* SCHRIFTLICHE AUFGABEN
A. Aktualisiere den Text über die säumigen Steuerzahler in Berlin von „Die Rückstände säumiger“ bis einschließlich „zur Verfügung hatten.“. Schreib diesen Teil noch einmal hin und setze dabei „Steuerverwaltung“ anstelle von „Finanzverwaltung“.
B. Drucke aus den Einträgen die Zeilen von der Zeile mit „data-point[interactable] bbox=[356, 486, 361, 491]“ bis einschließlich der Zeile mit „data-point[interactable] bbox=[356, 364, 361, 369]“ unverändert aus.

* AUSGANGSTEXT

Säumige Steuerzahler schulden Berlin mehr als 900 Millionen Euro

Es ist mehr Geld, als einige Bezirke pro Jahr zur Verfügung haben: Säumige Steuerzahler stehen in Berlin mit mehr als 900 Millionen Euro in der Kreide. Die Finanzämter kommen mit dem Eintreiben kaum hinterher. Von Sebastian Schöbel

Die Rückstände säumiger Steuerzahler in Berlin belaufen sich mittlerweile auf einen Rekordwert von mehr als 900 Millionen Euro. Das teilte die Finanzverwaltung auf Anfrage der Linken mit.

Die Summe betrug demnach zum 29. Februar 2024 genau 905.225.000 Euro, das ist ein Anstieg von rund 320 Millionen innerhalb eines Jahres. Das ist mehr Geld, als zum Beispiel Spandau, Reinickendorf Treptow-Köpenick oder Friedrichshain-Kreuzberg im vergangenen Jahr an Geld zur Verfügung hatten.

* VORLIEGENDE ANGABEN
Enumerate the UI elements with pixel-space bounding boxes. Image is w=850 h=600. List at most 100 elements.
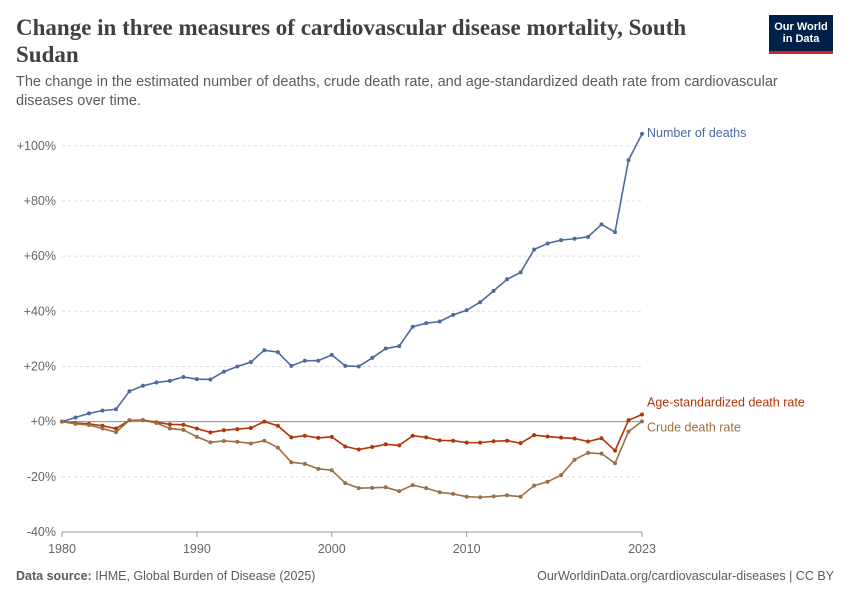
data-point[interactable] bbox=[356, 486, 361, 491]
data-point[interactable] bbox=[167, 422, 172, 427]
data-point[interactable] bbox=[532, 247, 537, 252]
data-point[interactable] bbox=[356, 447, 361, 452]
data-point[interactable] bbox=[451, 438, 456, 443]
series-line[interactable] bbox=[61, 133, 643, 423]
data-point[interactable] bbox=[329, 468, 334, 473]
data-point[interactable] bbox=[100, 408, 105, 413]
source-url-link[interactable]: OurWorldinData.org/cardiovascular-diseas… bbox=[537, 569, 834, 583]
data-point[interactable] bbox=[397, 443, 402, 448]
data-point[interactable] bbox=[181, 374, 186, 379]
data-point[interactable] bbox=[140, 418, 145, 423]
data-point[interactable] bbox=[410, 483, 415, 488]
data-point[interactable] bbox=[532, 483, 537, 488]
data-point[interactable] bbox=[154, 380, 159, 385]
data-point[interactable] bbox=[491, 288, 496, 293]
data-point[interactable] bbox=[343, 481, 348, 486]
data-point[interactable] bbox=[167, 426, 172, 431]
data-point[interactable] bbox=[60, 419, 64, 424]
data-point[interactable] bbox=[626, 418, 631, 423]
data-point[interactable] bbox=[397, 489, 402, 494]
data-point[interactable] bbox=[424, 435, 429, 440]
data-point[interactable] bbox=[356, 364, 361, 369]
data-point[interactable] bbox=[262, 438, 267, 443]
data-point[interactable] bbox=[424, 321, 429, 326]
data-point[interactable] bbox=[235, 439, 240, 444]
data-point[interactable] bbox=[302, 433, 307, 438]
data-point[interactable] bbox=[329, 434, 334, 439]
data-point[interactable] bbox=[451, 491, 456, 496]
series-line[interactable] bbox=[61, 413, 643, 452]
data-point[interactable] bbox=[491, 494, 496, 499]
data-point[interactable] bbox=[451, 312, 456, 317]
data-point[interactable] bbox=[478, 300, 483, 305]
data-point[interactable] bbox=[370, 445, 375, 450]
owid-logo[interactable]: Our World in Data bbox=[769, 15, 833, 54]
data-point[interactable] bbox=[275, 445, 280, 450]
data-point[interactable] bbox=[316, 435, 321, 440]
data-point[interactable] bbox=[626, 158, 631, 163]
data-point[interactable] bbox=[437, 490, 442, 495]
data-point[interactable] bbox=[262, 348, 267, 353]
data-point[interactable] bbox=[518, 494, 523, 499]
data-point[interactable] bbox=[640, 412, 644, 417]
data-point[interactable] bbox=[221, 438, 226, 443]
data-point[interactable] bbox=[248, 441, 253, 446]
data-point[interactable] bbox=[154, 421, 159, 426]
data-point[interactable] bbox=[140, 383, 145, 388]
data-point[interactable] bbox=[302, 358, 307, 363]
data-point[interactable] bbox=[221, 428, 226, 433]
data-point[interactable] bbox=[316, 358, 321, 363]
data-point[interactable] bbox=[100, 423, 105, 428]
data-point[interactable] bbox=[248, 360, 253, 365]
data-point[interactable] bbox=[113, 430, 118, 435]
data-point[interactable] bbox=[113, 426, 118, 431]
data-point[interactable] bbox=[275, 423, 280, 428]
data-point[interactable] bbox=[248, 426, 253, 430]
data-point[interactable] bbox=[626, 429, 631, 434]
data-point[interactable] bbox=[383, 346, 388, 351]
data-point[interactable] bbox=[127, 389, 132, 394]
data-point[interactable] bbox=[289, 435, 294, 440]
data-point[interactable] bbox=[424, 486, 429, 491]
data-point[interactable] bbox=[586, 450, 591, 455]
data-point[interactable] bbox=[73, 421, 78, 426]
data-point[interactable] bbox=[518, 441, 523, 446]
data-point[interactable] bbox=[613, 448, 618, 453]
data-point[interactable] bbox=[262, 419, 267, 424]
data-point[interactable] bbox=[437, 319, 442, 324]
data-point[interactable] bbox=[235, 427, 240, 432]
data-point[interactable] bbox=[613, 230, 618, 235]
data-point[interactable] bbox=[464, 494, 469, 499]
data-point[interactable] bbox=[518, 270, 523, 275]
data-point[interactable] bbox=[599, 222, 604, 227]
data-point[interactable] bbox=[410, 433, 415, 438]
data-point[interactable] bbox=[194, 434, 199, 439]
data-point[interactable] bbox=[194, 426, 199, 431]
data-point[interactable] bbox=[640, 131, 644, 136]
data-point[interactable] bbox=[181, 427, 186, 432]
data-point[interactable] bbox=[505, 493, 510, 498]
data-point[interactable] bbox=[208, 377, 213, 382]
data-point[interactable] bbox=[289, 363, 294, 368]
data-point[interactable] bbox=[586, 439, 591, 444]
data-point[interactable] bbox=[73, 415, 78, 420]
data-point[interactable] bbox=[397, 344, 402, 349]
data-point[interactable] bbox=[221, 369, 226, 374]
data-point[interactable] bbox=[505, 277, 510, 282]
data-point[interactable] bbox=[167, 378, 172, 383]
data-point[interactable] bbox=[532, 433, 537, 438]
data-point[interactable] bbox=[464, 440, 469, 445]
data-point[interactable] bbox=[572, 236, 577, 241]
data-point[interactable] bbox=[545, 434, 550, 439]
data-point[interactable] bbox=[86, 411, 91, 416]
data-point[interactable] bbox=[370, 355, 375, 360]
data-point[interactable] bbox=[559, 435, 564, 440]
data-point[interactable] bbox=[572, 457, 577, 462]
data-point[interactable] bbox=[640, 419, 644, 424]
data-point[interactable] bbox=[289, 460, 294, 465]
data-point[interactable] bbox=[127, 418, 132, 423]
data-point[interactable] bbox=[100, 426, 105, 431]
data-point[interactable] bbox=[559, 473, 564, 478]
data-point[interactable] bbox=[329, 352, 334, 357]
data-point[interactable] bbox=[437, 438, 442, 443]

* ERLEDIGTE ÜBUNG
A.
Die Rückstände säumiger Steuerzahler in Berlin belaufen sich mittlerweile auf einen Rekordwert von mehr als 900 Millionen Euro. Das teilte die Steuerverwaltung auf Anfrage der Linken mit.

Die Summe betrug demnach zum 29. Februar 2024 genau 905.225.000 Euro, das ist ein Anstieg von rund 320 Millionen innerhalb eines Jahres. Das ist mehr Geld, als zum Beispiel Spandau, Reinickendorf Treptow-Köpenick oder Friedrichshain-Kreuzberg im vergangenen Jahr an Geld zur Verfügung hatten.

B.
data-point[interactable] bbox=[356, 486, 361, 491]
data-point[interactable] bbox=[167, 422, 172, 427]
data-point[interactable] bbox=[532, 247, 537, 252]
data-point[interactable] bbox=[356, 447, 361, 452]
data-point[interactable] bbox=[451, 438, 456, 443]
series-line[interactable] bbox=[61, 133, 643, 423]
data-point[interactable] bbox=[329, 468, 334, 473]
data-point[interactable] bbox=[100, 408, 105, 413]
source-url-link[interactable]: OurWorldinData.org/cardiovascular-diseas… bbox=[537, 569, 834, 583]
data-point[interactable] bbox=[397, 443, 402, 448]
data-point[interactable] bbox=[181, 374, 186, 379]
data-point[interactable] bbox=[140, 418, 145, 423]
data-point[interactable] bbox=[410, 483, 415, 488]
data-point[interactable] bbox=[532, 483, 537, 488]
data-point[interactable] bbox=[154, 380, 159, 385]
data-point[interactable] bbox=[491, 288, 496, 293]
data-point[interactable] bbox=[343, 481, 348, 486]
data-point[interactable] bbox=[167, 426, 172, 431]
data-point[interactable] bbox=[60, 419, 64, 424]
data-point[interactable] bbox=[626, 418, 631, 423]
data-point[interactable] bbox=[397, 489, 402, 494]
data-point[interactable] bbox=[424, 435, 429, 440]
data-point[interactable] bbox=[356, 364, 361, 369]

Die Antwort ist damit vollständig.